— EXTRAIT DU TEXTE —
***
Oui, madame Assassi, la sécurité est l’affaire de tous, mais elle est avant tout l’affaire de l’État, et d’autant plus quand l’insécurité devient une menace contre l’État de droit.

En 1997, la gauche tentait déjà sa grande révolution, en théorisant le passage d’une police d’ordre au service de l’État à une police de sécurité au service du citoyen, en proposant « la constitution d’une police plus proche du terrain et surtout davantage ouverte au dialogue avec les citoyens » – comme si elle ne l’était pas déjà…

Cette toquade récurrente, sur la gauche de l’hémicycle, réveille les divergences profondes de vision, la nôtre, celle d’une police pour la sécurité des Français, ancrée sur deux piliers indissociables, la prévention et la répression, et votre proposition, qui ne repose que sur la territorialisation de l’action policière.
***
Recopiez, dans le texte sur la sécurité ci-dessus, le passage qui s'ouvre sur les mots contenant « Cette toquade récurrente, sur » et se ferme sur « de l’action policière. ».

Lignes brutes
***
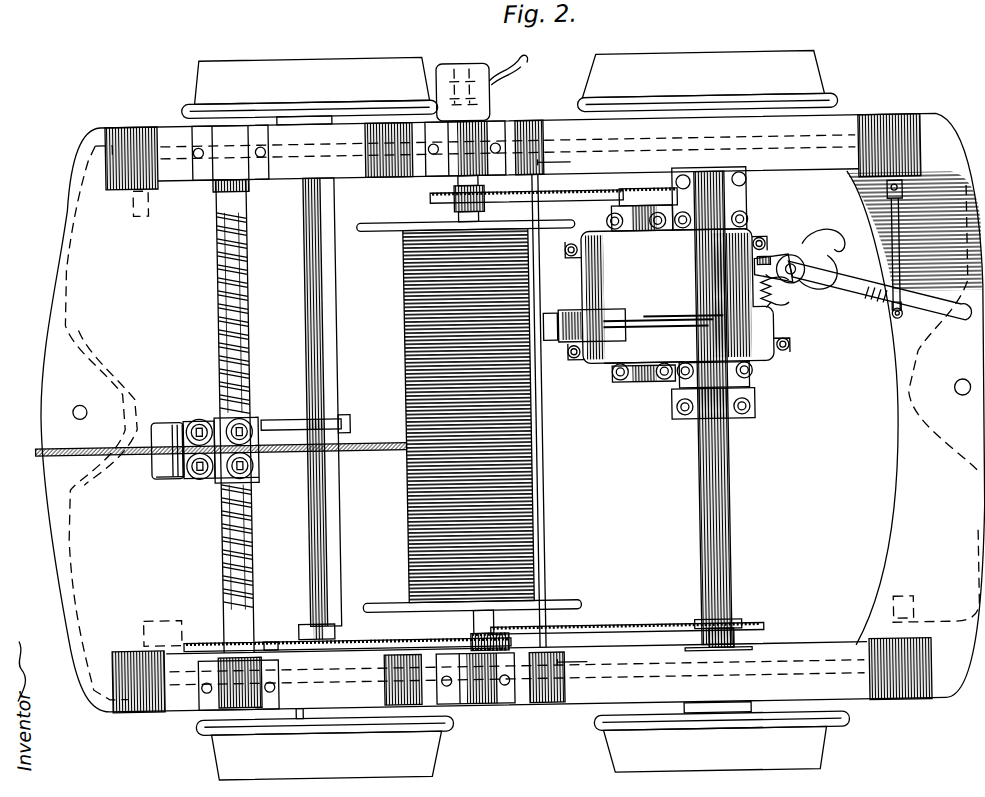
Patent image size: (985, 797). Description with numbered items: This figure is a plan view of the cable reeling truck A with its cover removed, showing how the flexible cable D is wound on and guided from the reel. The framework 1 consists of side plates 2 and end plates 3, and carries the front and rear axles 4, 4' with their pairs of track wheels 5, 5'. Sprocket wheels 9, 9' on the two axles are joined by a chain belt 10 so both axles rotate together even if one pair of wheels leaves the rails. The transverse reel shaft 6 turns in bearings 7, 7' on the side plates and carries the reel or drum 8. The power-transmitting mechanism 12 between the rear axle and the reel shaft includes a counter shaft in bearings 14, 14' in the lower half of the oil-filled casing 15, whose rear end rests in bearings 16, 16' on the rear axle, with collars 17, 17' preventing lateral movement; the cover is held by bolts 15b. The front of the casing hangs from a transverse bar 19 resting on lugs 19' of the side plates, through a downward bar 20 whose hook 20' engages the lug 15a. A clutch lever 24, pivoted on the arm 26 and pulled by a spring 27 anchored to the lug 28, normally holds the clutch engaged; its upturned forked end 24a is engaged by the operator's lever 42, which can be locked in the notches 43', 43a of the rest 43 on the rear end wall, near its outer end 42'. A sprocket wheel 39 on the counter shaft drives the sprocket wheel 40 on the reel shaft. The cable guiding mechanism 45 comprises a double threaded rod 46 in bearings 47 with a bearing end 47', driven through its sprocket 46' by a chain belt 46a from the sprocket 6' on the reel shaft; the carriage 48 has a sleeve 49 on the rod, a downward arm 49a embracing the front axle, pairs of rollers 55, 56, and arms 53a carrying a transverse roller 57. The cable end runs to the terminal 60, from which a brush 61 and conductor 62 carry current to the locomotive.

The cable reeling truck A is at (510, 389).
The framework 1 is at (916, 407).
The side plates 2 is at (545, 717).
The end plates 3 is at (58, 330).
The front axle 4 is at (333, 402).
The rear axle 4' is at (731, 407).
The track wheels 5 is at (318, 418).
The track wheels 5' is at (713, 411).
The reel shaft 6 is at (486, 403).
The sprocket wheel 6' is at (505, 644).
The bearing 7 is at (354, 430).
The bearing 7' is at (477, 133).
The reel 8 is at (546, 236).
The sprocket wheel 9 is at (312, 620).
The sprocket wheel 9' is at (731, 624).
The chain belt 10 is at (660, 628).
The power-transmitting mechanism 12 is at (634, 379).
The bearing 14 is at (641, 389).
The bearing 14' is at (625, 215).
The casing 15 is at (677, 295).
The lug 15a is at (765, 256).
The bolts 15b is at (566, 264).
The bearing 16 is at (732, 380).
The bearing 16' is at (728, 214).
The collar 17 is at (720, 414).
The collar 17' is at (727, 198).
The transversely arranged bar 19 is at (503, 414).
The lugs 19' is at (579, 415).
The downwardly extending bar 20 is at (550, 307).
The hook 20' is at (592, 312).
The clutch-controlling lever 24 is at (780, 264).
The bifurcated outer end 24a is at (837, 258).
The arm 26 is at (772, 300).
The spring 27 is at (774, 308).
The lug 28 is at (775, 318).
The sprocket wheel 39 is at (648, 186).
The sprocket wheel 40 is at (430, 204).
The lever 42 is at (879, 291).
The arm pivot 42' is at (927, 298).
The locking rest 43 is at (914, 254).
The notch 43a is at (898, 278).
The notch 43' is at (915, 293).
The cable guiding mechanism 45 is at (192, 420).
The double threaded rod 46 is at (253, 416).
The sprocket wheel 46' is at (224, 684).
The chain belt 46a is at (378, 653).
The bearings 47 is at (366, 401).
The guide rod end 47' is at (296, 658).
The traveler or carriage 48 is at (253, 424).
The sleeve 49 is at (249, 468).
The arm 49a is at (340, 420).
The arms 53a is at (170, 425).
The rollers 55 is at (197, 482).
The rollers 56 is at (249, 481).
The transversely arranged roller 57 is at (168, 482).
The electrical terminal 60 is at (447, 68).
The collector or brush 61 is at (470, 82).
The conductor 62 is at (522, 72).
The flexible cable D is at (96, 474).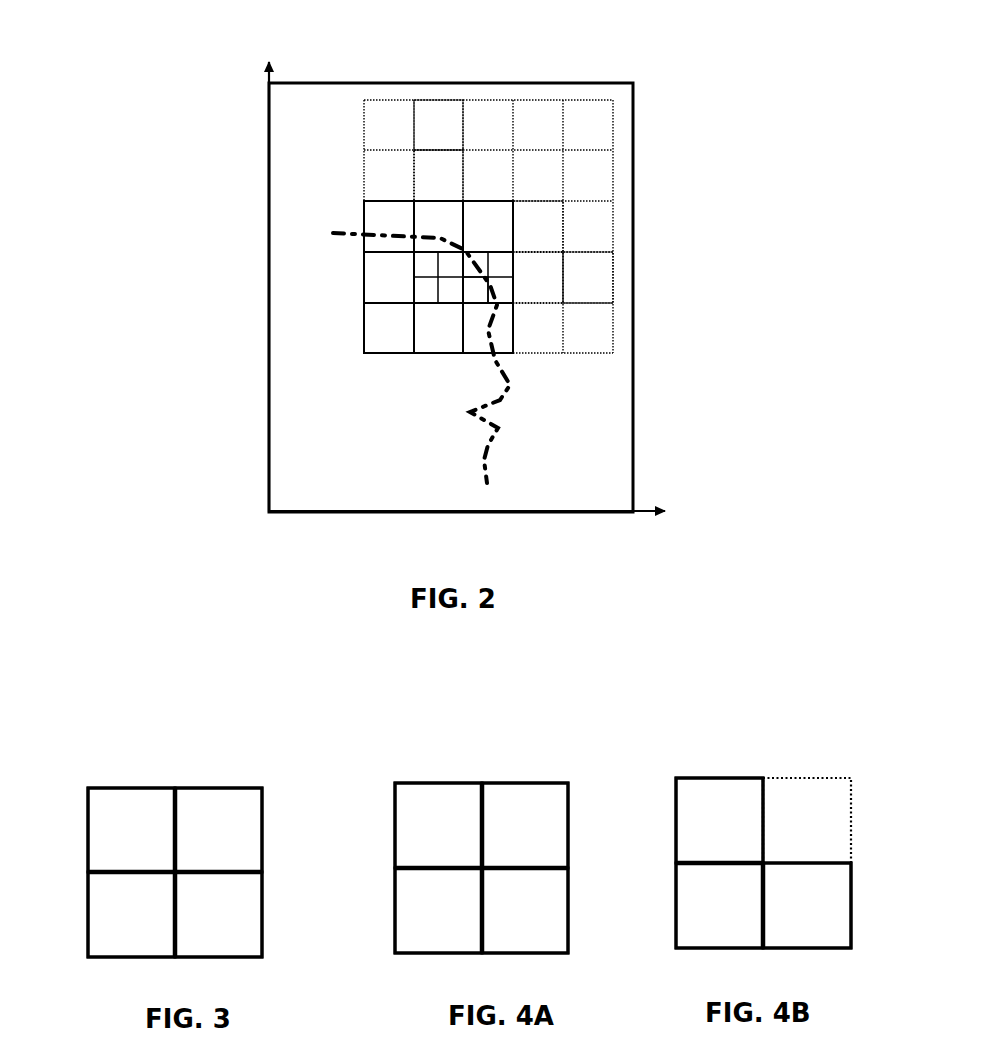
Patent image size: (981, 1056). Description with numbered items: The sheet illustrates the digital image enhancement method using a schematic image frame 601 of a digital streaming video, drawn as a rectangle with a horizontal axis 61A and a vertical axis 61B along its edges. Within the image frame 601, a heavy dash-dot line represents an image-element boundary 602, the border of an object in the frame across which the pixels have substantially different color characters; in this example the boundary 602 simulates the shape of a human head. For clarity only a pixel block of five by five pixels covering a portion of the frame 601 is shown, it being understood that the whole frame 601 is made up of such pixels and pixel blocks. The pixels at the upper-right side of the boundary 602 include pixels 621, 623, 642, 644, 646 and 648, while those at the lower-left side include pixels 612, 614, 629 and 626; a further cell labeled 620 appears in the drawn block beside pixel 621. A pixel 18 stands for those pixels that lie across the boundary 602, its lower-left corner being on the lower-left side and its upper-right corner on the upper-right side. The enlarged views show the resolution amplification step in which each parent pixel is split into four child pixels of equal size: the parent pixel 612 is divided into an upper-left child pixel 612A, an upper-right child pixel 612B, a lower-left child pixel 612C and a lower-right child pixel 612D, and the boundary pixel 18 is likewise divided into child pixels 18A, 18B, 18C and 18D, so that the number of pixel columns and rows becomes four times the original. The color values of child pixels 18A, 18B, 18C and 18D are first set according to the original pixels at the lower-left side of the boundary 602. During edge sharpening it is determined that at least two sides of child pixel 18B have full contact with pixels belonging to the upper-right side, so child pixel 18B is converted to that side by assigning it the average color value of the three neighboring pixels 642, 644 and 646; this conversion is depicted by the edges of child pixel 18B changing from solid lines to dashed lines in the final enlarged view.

In FIG. 2, the image frame 601 is at (636, 378).
In FIG. 2, the image-element boundary 602 is at (528, 459).
In FIG. 2, the horizontal axis 61A is at (647, 513).
In FIG. 2, the vertical axis 61B is at (276, 60).
In FIG. 2, the pixel 623 is at (440, 127).
In FIG. 2, the pixel 621 is at (430, 165).
In FIG. 2, the image block 620 is at (433, 218).
In FIG. 2, the pixel 642 is at (488, 226).
In FIG. 2, the pixel 614 is at (385, 280).
In FIG. 2, the parent pixel 612 is at (414, 305).
In FIG. 3, the parent pixel 612 is at (68, 764).
In FIG. 2, the pixel 629 is at (390, 338).
In FIG. 2, the pixel 626 is at (435, 333).
In FIG. 2, the element-boundary pixel 18 is at (480, 288).
In FIG. 4A, the element-boundary pixel 18 is at (357, 764).
In FIG. 4B, the element-boundary pixel 18 is at (660, 760).
In FIG. 2, the pixel 646 is at (538, 283).
In FIG. 2, the pixel 644 is at (535, 226).
In FIG. 2, the pixel 648 is at (598, 278).
In FIG. 3, the upper-left child pixel 612A is at (125, 812).
In FIG. 3, the upper-right child pixel 612B is at (222, 810).
In FIG. 3, the lower-left child pixel 612C is at (108, 937).
In FIG. 3, the lower-right child pixel 612D is at (245, 927).
In FIG. 4A, the upper-left child pixel 18A is at (436, 808).
In FIG. 4B, the upper-left child pixel 18A is at (723, 808).
In FIG. 4A, the upper-right child pixel 18B is at (525, 807).
In FIG. 4B, the upper-right child pixel 18B is at (810, 813).
In FIG. 4A, the lower-left child pixel 18C is at (422, 933).
In FIG. 4B, the lower-left child pixel 18C is at (700, 925).
In FIG. 4A, the lower-right child pixel 18D is at (550, 921).
In FIG. 4B, the lower-right child pixel 18D is at (803, 920).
***
— RÉPONSE ATTENDUE —
Cette toquade récurrente, sur la gauche de l’hémicycle, réveille les divergences profondes de vision, la nôtre, celle d’une police pour la sécurité des Français, ancrée sur deux piliers indissociables, la prévention et la répression, et votre proposition, qui ne repose que sur la territorialisation de l’action policière.